Where a line contains the string "placed", copy that line.

----

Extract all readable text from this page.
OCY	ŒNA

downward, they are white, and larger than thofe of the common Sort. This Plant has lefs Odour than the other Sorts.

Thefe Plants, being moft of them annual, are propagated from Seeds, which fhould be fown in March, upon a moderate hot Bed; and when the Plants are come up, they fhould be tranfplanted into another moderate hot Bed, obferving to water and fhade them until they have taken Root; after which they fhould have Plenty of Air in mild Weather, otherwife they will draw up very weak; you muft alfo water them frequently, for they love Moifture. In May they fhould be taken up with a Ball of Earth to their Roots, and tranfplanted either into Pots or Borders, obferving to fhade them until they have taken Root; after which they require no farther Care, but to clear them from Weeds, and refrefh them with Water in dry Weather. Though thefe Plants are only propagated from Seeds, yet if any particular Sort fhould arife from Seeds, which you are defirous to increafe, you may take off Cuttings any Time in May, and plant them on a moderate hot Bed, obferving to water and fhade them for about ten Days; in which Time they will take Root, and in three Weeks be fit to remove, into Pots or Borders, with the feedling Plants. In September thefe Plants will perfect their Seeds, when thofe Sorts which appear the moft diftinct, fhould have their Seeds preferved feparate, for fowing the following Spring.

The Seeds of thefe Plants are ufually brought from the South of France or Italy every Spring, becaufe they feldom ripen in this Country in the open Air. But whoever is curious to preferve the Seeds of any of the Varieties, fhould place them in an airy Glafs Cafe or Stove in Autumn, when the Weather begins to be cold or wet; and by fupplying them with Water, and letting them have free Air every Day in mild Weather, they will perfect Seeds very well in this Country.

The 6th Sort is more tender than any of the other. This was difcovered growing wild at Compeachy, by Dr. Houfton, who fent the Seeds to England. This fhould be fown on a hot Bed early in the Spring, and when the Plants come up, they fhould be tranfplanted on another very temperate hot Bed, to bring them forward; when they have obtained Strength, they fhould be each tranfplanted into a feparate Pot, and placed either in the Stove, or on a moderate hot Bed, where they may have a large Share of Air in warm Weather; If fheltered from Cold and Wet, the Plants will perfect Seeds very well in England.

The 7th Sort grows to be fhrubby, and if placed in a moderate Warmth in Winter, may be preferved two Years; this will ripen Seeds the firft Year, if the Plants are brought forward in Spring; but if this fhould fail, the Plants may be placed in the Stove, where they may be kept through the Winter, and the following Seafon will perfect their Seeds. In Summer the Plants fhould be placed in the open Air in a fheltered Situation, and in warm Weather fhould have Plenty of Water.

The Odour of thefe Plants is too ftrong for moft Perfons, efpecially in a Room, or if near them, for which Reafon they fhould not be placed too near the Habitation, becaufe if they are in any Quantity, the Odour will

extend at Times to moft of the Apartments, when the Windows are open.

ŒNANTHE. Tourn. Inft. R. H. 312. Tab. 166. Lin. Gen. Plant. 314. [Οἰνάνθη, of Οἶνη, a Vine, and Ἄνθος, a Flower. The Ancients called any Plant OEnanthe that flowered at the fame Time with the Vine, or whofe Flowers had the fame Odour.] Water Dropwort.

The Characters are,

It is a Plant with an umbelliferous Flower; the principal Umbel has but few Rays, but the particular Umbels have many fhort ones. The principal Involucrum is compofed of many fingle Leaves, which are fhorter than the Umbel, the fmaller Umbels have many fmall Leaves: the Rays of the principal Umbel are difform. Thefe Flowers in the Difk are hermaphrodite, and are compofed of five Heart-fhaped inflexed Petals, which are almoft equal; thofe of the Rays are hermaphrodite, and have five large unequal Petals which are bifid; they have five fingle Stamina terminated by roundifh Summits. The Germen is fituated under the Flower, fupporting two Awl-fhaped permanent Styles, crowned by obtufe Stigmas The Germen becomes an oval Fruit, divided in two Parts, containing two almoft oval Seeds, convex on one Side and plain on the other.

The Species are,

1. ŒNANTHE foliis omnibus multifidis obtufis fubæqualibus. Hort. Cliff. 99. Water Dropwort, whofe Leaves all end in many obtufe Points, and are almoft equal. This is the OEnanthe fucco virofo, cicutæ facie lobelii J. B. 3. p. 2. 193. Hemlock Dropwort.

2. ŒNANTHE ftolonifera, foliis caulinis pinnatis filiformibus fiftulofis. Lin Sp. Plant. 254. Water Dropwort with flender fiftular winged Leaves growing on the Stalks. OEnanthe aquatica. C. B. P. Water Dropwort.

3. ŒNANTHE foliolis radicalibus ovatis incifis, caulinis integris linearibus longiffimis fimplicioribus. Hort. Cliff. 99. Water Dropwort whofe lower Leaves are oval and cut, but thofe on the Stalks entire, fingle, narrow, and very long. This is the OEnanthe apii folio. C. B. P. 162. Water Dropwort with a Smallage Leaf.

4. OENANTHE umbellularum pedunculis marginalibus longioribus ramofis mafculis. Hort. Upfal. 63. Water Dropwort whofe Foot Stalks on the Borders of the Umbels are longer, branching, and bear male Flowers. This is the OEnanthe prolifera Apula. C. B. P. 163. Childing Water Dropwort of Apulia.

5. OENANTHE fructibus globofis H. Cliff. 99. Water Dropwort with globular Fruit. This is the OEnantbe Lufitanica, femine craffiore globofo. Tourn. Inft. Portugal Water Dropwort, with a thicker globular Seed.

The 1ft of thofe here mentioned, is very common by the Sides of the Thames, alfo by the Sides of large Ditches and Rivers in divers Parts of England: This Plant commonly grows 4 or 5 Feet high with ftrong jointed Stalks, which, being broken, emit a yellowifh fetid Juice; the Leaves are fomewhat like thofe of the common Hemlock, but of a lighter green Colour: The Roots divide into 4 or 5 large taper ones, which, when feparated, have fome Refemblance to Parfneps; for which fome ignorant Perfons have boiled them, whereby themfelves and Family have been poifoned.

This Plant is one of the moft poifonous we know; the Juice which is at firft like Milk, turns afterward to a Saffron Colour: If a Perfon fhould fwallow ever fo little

----

- _REPLY TO THE EXERCISE_
The 6th Sort is more tender than any of the other. This was difcovered growing wild at Compeachy, by Dr. Houfton, who fent the Seeds to England. This fhould be fown on a hot Bed early in the Spring, and when the Plants come up, they fhould be tranfplanted on another very temperate hot Bed, to bring them forward; when they have obtained Strength, they fhould be each tranfplanted into a feparate Pot, and placed either in the Stove, or on a moderate hot Bed, where they may have a large Share of Air in warm Weather; If fheltered from Cold and Wet, the Plants will perfect Seeds very well in England.
The 7th Sort grows to be fhrubby, and if placed in a moderate Warmth in Winter, may be preferved two Years; this will ripen Seeds the firft Year, if the Plants are brought forward in Spring; but if this fhould fail, the Plants may be placed in the Stove, where they may be kept through the Winter, and the following Seafon will perfect their Seeds. In Summer the Plants fhould be placed in the open Air in a fheltered Situation, and in warm Weather fhould have Plenty of Water.
The Odour of thefe Plants is too ftrong for moft Perfons, efpecially in a Room, or if near them, for which Reafon they fhould not be placed too near the Habitation, becaufe if they are in any Quantity, the Odour will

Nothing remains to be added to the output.